== What is required ==
Read the data and repeat all of it exactly.

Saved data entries

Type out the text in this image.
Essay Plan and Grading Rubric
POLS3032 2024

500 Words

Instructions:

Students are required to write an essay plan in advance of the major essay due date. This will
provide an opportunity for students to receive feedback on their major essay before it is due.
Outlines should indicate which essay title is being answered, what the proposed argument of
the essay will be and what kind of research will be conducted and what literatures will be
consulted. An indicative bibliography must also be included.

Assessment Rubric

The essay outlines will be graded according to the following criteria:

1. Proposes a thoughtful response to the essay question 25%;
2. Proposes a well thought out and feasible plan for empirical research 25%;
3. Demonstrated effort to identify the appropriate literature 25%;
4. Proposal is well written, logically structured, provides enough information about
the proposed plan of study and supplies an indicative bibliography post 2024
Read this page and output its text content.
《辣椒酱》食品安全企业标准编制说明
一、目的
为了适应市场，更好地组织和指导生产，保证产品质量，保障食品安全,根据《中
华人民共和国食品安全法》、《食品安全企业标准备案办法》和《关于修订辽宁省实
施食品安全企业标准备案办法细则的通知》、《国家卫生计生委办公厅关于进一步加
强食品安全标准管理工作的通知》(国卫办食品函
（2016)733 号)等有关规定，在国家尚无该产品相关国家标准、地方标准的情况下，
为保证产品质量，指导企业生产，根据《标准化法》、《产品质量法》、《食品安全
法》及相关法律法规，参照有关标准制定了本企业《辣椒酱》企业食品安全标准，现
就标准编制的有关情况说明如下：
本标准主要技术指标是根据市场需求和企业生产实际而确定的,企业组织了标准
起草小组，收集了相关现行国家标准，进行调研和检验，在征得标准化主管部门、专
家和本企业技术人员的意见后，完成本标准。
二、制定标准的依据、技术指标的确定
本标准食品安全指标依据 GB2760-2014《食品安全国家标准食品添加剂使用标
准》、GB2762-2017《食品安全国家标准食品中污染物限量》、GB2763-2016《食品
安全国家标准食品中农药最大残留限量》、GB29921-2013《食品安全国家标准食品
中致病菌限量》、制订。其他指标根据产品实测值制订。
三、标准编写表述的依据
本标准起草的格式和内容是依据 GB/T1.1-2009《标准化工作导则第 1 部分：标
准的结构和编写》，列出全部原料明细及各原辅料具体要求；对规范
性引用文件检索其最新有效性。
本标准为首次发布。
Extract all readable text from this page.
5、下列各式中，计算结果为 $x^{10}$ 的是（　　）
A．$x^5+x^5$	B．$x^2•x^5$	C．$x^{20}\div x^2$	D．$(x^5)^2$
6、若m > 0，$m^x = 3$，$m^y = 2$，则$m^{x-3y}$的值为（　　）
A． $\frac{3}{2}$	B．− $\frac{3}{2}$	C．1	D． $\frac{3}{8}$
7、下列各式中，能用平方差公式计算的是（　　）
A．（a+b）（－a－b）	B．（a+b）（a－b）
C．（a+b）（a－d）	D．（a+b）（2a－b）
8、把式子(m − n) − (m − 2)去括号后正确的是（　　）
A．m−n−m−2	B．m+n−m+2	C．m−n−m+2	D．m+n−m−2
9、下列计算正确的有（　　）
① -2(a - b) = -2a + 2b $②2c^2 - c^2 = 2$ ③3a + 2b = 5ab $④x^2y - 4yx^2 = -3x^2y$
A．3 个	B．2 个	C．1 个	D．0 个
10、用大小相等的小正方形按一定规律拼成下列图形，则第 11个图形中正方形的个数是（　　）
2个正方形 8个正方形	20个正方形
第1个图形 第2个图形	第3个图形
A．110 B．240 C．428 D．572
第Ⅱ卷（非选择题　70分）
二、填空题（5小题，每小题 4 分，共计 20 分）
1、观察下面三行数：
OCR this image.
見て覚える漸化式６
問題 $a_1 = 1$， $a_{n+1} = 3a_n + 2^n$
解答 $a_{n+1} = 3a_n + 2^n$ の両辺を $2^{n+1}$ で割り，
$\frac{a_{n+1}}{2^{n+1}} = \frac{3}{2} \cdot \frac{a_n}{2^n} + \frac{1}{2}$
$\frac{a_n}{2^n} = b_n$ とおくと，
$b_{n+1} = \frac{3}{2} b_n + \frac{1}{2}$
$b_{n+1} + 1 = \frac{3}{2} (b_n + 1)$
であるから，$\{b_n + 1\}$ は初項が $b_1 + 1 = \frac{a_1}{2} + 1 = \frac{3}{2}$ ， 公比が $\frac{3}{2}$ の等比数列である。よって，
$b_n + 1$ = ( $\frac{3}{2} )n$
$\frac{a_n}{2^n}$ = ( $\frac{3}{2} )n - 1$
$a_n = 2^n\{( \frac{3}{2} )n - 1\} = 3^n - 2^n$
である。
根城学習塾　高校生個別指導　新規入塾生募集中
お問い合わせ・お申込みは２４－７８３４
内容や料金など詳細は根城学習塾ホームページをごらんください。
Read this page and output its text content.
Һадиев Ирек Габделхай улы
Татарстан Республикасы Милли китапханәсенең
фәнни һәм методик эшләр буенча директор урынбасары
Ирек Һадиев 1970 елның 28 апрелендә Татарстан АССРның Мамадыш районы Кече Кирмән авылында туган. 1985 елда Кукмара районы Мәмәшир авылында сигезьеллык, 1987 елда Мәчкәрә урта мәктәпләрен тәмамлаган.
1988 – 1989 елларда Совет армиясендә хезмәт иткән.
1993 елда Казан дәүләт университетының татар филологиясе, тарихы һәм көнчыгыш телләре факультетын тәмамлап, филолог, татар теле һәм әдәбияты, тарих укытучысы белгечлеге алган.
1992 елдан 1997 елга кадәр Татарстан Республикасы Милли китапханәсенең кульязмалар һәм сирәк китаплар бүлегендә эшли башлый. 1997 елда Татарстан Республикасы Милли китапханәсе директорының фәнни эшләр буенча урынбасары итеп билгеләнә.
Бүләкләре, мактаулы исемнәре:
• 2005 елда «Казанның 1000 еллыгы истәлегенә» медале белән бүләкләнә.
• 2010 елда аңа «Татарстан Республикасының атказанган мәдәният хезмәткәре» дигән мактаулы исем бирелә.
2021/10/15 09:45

== Response ==
Type out the text in this image.
Essay Plan and Grading Rubric
POLS3032 2024

500 Words

Instructions:

Students are required to write an essay plan in advance of the major essay due date. This will
provide an opportunity for students to receive feedback on their major essay before it is due.
Outlines should indicate which essay title is being answered, what the proposed argument of
the essay will be and what kind of research will be conducted and what literatures will be
consulted. An indicative bibliography must also be included.

Assessment Rubric

The essay outlines will be graded according to the following criteria:

1. Proposes a thoughtful response to the essay question 25%;
2. Proposes a well thought out and feasible plan for empirical research 25%;
3. Demonstrated effort to identify the appropriate literature 25%;
4. Proposal is well written, logically structured, provides enough information about
the proposed plan of study and supplies an indicative bibliography post 2024
Read this page and output its text content.
《辣椒酱》食品安全企业标准编制说明
一、目的
为了适应市场，更好地组织和指导生产，保证产品质量，保障食品安全,根据《中
华人民共和国食品安全法》、《食品安全企业标准备案办法》和《关于修订辽宁省实
施食品安全企业标准备案办法细则的通知》、《国家卫生计生委办公厅关于进一步加
强食品安全标准管理工作的通知》(国卫办食品函
（2016)733 号)等有关规定，在国家尚无该产品相关国家标准、地方标准的情况下，
为保证产品质量，指导企业生产，根据《标准化法》、《产品质量法》、《食品安全
法》及相关法律法规，参照有关标准制定了本企业《辣椒酱》企业食品安全标准，现
就标准编制的有关情况说明如下：
本标准主要技术指标是根据市场需求和企业生产实际而确定的,企业组织了标准
起草小组，收集了相关现行国家标准，进行调研和检验，在征得标准化主管部门、专
家和本企业技术人员的意见后，完成本标准。
二、制定标准的依据、技术指标的确定
本标准食品安全指标依据 GB2760-2014《食品安全国家标准食品添加剂使用标
准》、GB2762-2017《食品安全国家标准食品中污染物限量》、GB2763-2016《食品
安全国家标准食品中农药最大残留限量》、GB29921-2013《食品安全国家标准食品
中致病菌限量》、制订。其他指标根据产品实测值制订。
三、标准编写表述的依据
本标准起草的格式和内容是依据 GB/T1.1-2009《标准化工作导则第 1 部分：标
准的结构和编写》，列出全部原料明细及各原辅料具体要求；对规范
性引用文件检索其最新有效性。
本标准为首次发布。
Extract all readable text from this page.
5、下列各式中，计算结果为 $x^{10}$ 的是（　　）
A．$x^5+x^5$	B．$x^2•x^5$	C．$x^{20}\div x^2$	D．$(x^5)^2$
6、若m > 0，$m^x = 3$，$m^y = 2$，则$m^{x-3y}$的值为（　　）
A． $\frac{3}{2}$	B．− $\frac{3}{2}$	C．1	D． $\frac{3}{8}$
7、下列各式中，能用平方差公式计算的是（　　）
A．（a+b）（－a－b）	B．（a+b）（a－b）
C．（a+b）（a－d）	D．（a+b）（2a－b）
8、把式子(m − n) − (m − 2)去括号后正确的是（　　）
A．m−n−m−2	B．m+n−m+2	C．m−n−m+2	D．m+n−m−2
9、下列计算正确的有（　　）
① -2(a - b) = -2a + 2b $②2c^2 - c^2 = 2$ ③3a + 2b = 5ab $④x^2y - 4yx^2 = -3x^2y$
A．3 个	B．2 个	C．1 个	D．0 个
10、用大小相等的小正方形按一定规律拼成下列图形，则第 11个图形中正方形的个数是（　　）
2个正方形 8个正方形	20个正方形
第1个图形 第2个图形	第3个图形
A．110 B．240 C．428 D．572
第Ⅱ卷（非选择题　70分）
二、填空题（5小题，每小题 4 分，共计 20 分）
1、观察下面三行数：
OCR this image.
見て覚える漸化式６
問題 $a_1 = 1$， $a_{n+1} = 3a_n + 2^n$
解答 $a_{n+1} = 3a_n + 2^n$ の両辺を $2^{n+1}$ で割り，
$\frac{a_{n+1}}{2^{n+1}} = \frac{3}{2} \cdot \frac{a_n}{2^n} + \frac{1}{2}$
$\frac{a_n}{2^n} = b_n$ とおくと，
$b_{n+1} = \frac{3}{2} b_n + \frac{1}{2}$
$b_{n+1} + 1 = \frac{3}{2} (b_n + 1)$
であるから，$\{b_n + 1\}$ は初項が $b_1 + 1 = \frac{a_1}{2} + 1 = \frac{3}{2}$ ， 公比が $\frac{3}{2}$ の等比数列である。よって，
$b_n + 1$ = ( $\frac{3}{2} )n$
$\frac{a_n}{2^n}$ = ( $\frac{3}{2} )n - 1$
$a_n = 2^n\{( \frac{3}{2} )n - 1\} = 3^n - 2^n$
である。
根城学習塾　高校生個別指導　新規入塾生募集中
お問い合わせ・お申込みは２４－７８３４
内容や料金など詳細は根城学習塾ホームページをごらんください。
Read this page and output its text content.
Һадиев Ирек Габделхай улы
Татарстан Республикасы Милли китапханәсенең
фәнни һәм методик эшләр буенча директор урынбасары
Ирек Һадиев 1970 елның 28 апрелендә Татарстан АССРның Мамадыш районы Кече Кирмән авылында туган. 1985 елда Кукмара районы Мәмәшир авылында сигезьеллык, 1987 елда Мәчкәрә урта мәктәпләрен тәмамлаган.
1988 – 1989 елларда Совет армиясендә хезмәт иткән.
1993 елда Казан дәүләт университетының татар филологиясе, тарихы һәм көнчыгыш телләре факультетын тәмамлап, филолог, татар теле һәм әдәбияты, тарих укытучысы белгечлеге алган.
1992 елдан 1997 елга кадәр Татарстан Республикасы Милли китапханәсенең кульязмалар һәм сирәк китаплар бүлегендә эшли башлый. 1997 елда Татарстан Республикасы Милли китапханәсе директорының фәнни эшләр буенча урынбасары итеп билгеләнә.
Бүләкләре, мактаулы исемнәре:
• 2005 елда «Казанның 1000 еллыгы истәлегенә» медале белән бүләкләнә.
• 2010 елда аңа «Татарстан Республикасының атказанган мәдәният хезмәткәре» дигән мактаулы исем бирелә.
2021/10/15 09:45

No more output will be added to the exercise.